Pictures stay out; everything else in the records below is copied exactly.

● ● ● ● ● ● ●

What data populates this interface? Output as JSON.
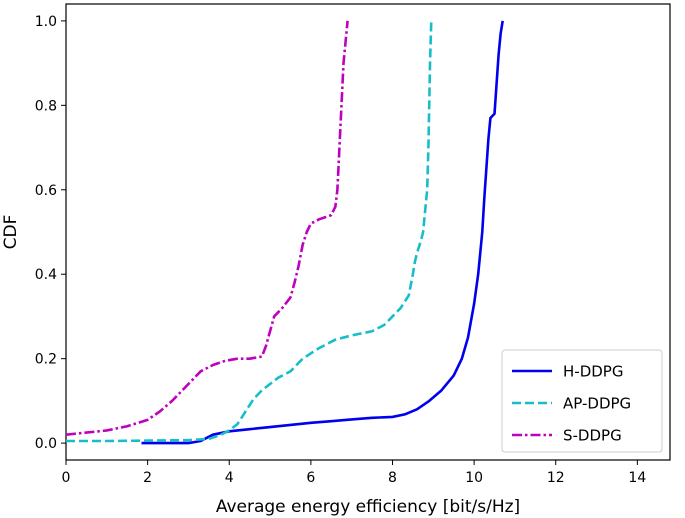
{
  "chart_data": {
    "type": "line",
    "title": "",
    "xlabel": "Average energy efficiency [bit/s/Hz]",
    "ylabel": "CDF",
    "xlim": [
      0,
      14.8
    ],
    "ylim": [
      -0.04,
      1.04
    ],
    "xticks": [
      0,
      2,
      4,
      6,
      8,
      10,
      12,
      14
    ],
    "yticks": [
      0.0,
      0.2,
      0.4,
      0.6,
      0.8,
      1.0
    ],
    "xtick_labels": [
      "0",
      "2",
      "4",
      "6",
      "8",
      "10",
      "12",
      "14"
    ],
    "ytick_labels": [
      "0.0",
      "0.2",
      "0.4",
      "0.6",
      "0.8",
      "1.0"
    ],
    "grid": false,
    "legend_position": "lower-right",
    "series": [
      {
        "name": "H-DDPG",
        "color": "#0000ee",
        "style": "solid",
        "x": [
          1.85,
          2.5,
          3.0,
          3.3,
          3.6,
          4.0,
          4.5,
          5.0,
          5.5,
          6.0,
          6.5,
          7.0,
          7.5,
          8.0,
          8.3,
          8.6,
          8.9,
          9.2,
          9.5,
          9.7,
          9.85,
          10.0,
          10.1,
          10.2,
          10.25,
          10.3,
          10.35,
          10.4,
          10.45,
          10.5,
          10.55,
          10.6,
          10.65,
          10.7
        ],
        "y": [
          0.0,
          0.0,
          0.0,
          0.005,
          0.02,
          0.028,
          0.033,
          0.038,
          0.043,
          0.048,
          0.052,
          0.056,
          0.06,
          0.062,
          0.068,
          0.08,
          0.1,
          0.125,
          0.16,
          0.2,
          0.25,
          0.33,
          0.4,
          0.5,
          0.58,
          0.65,
          0.72,
          0.77,
          0.775,
          0.78,
          0.85,
          0.92,
          0.97,
          1.0
        ]
      },
      {
        "name": "AP-DDPG",
        "color": "#17bec9",
        "style": "dashed",
        "x": [
          0.0,
          1.0,
          2.0,
          3.0,
          3.5,
          3.8,
          4.0,
          4.2,
          4.4,
          4.6,
          4.8,
          5.0,
          5.2,
          5.5,
          5.8,
          6.2,
          6.6,
          7.0,
          7.5,
          7.8,
          8.0,
          8.2,
          8.4,
          8.5,
          8.55,
          8.6,
          8.7,
          8.75,
          8.8,
          8.85,
          8.88,
          8.9,
          8.92,
          8.95
        ],
        "y": [
          0.005,
          0.005,
          0.006,
          0.007,
          0.01,
          0.02,
          0.03,
          0.045,
          0.075,
          0.105,
          0.125,
          0.14,
          0.155,
          0.17,
          0.2,
          0.225,
          0.245,
          0.255,
          0.265,
          0.28,
          0.3,
          0.32,
          0.35,
          0.4,
          0.43,
          0.45,
          0.48,
          0.5,
          0.55,
          0.6,
          0.7,
          0.8,
          0.9,
          1.0
        ]
      },
      {
        "name": "S-DDPG",
        "color": "#bf00bf",
        "style": "dashdot",
        "x": [
          0.0,
          0.5,
          1.0,
          1.5,
          2.0,
          2.3,
          2.6,
          2.9,
          3.1,
          3.3,
          3.6,
          3.9,
          4.2,
          4.5,
          4.8,
          4.9,
          5.0,
          5.1,
          5.3,
          5.5,
          5.6,
          5.7,
          5.8,
          5.9,
          6.0,
          6.2,
          6.5,
          6.6,
          6.65,
          6.7,
          6.75,
          6.8,
          6.85,
          6.9
        ],
        "y": [
          0.02,
          0.025,
          0.03,
          0.04,
          0.055,
          0.075,
          0.1,
          0.13,
          0.15,
          0.17,
          0.185,
          0.195,
          0.2,
          0.2,
          0.205,
          0.23,
          0.265,
          0.3,
          0.32,
          0.345,
          0.38,
          0.42,
          0.47,
          0.5,
          0.52,
          0.53,
          0.54,
          0.56,
          0.6,
          0.7,
          0.8,
          0.9,
          0.95,
          1.0
        ]
      }
    ]
  }
}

● ● ● ● ● ● ●

## Result of the task:
What data populates this interface? Output as JSON.
{
  "chart_data": {
    "type": "line",
    "title": "",
    "xlabel": "Average energy efficiency [bit/s/Hz]",
    "ylabel": "CDF",
    "xlim": [
      0,
      14.8
    ],
    "ylim": [
      -0.04,
      1.04
    ],
    "xticks": [
      0,
      2,
      4,
      6,
      8,
      10,
      12,
      14
    ],
    "yticks": [
      0.0,
      0.2,
      0.4,
      0.6,
      0.8,
      1.0
    ],
    "xtick_labels": [
      "0",
      "2",
      "4",
      "6",
      "8",
      "10",
      "12",
      "14"
    ],
    "ytick_labels": [
      "0.0",
      "0.2",
      "0.4",
      "0.6",
      "0.8",
      "1.0"
    ],
    "grid": false,
    "legend_position": "lower-right",
    "series": [
      {
        "name": "H-DDPG",
        "color": "#0000ee",
        "style": "solid",
        "x": [
          1.85,
          2.5,
          3.0,
          3.3,
          3.6,
          4.0,
          4.5,
          5.0,
          5.5,
          6.0,
          6.5,
          7.0,
          7.5,
          8.0,
          8.3,
          8.6,
          8.9,
          9.2,
          9.5,
          9.7,
          9.85,
          10.0,
          10.1,
          10.2,
          10.25,
          10.3,
          10.35,
          10.4,
          10.45,
          10.5,
          10.55,
          10.6,
          10.65,
          10.7
        ],
        "y": [
          0.0,
          0.0,
          0.0,
          0.005,
          0.02,
          0.028,
          0.033,
          0.038,
          0.043,
          0.048,
          0.052,
          0.056,
          0.06,
          0.062,
          0.068,
          0.08,
          0.1,
          0.125,
          0.16,
          0.2,
          0.25,
          0.33,
          0.4,
          0.5,
          0.58,
          0.65,
          0.72,
          0.77,
          0.775,
          0.78,
          0.85,
          0.92,
          0.97,
          1.0
        ]
      },
      {
        "name": "AP-DDPG",
        "color": "#17bec9",
        "style": "dashed",
        "x": [
          0.0,
          1.0,
          2.0,
          3.0,
          3.5,
          3.8,
          4.0,
          4.2,
          4.4,
          4.6,
          4.8,
          5.0,
          5.2,
          5.5,
          5.8,
          6.2,
          6.6,
          7.0,
          7.5,
          7.8,
          8.0,
          8.2,
          8.4,
          8.5,
          8.55,
          8.6,
          8.7,
          8.75,
          8.8,
          8.85,
          8.88,
          8.9,
          8.92,
          8.95
        ],
        "y": [
          0.005,
          0.005,
          0.006,
          0.007,
          0.01,
          0.02,
          0.03,
          0.045,
          0.075,
          0.105,
          0.125,
          0.14,
          0.155,
          0.17,
          0.2,
          0.225,
          0.245,
          0.255,
          0.265,
          0.28,
          0.3,
          0.32,
          0.35,
          0.4,
          0.43,
          0.45,
          0.48,
          0.5,
          0.55,
          0.6,
          0.7,
          0.8,
          0.9,
          1.0
        ]
      },
      {
        "name": "S-DDPG",
        "color": "#bf00bf",
        "style": "dashdot",
        "x": [
          0.0,
          0.5,
          1.0,
          1.5,
          2.0,
          2.3,
          2.6,
          2.9,
          3.1,
          3.3,
          3.6,
          3.9,
          4.2,
          4.5,
          4.8,
          4.9,
          5.0,
          5.1,
          5.3,
          5.5,
          5.6,
          5.7,
          5.8,
          5.9,
          6.0,
          6.2,
          6.5,
          6.6,
          6.65,
          6.7,
          6.75,
          6.8,
          6.85,
          6.9
        ],
        "y": [
          0.02,
          0.025,
          0.03,
          0.04,
          0.055,
          0.075,
          0.1,
          0.13,
          0.15,
          0.17,
          0.185,
          0.195,
          0.2,
          0.2,
          0.205,
          0.23,
          0.265,
          0.3,
          0.32,
          0.345,
          0.38,
          0.42,
          0.47,
          0.5,
          0.52,
          0.53,
          0.54,
          0.56,
          0.6,
          0.7,
          0.8,
          0.9,
          0.95,
          1.0
        ]
      }
    ]
  }
}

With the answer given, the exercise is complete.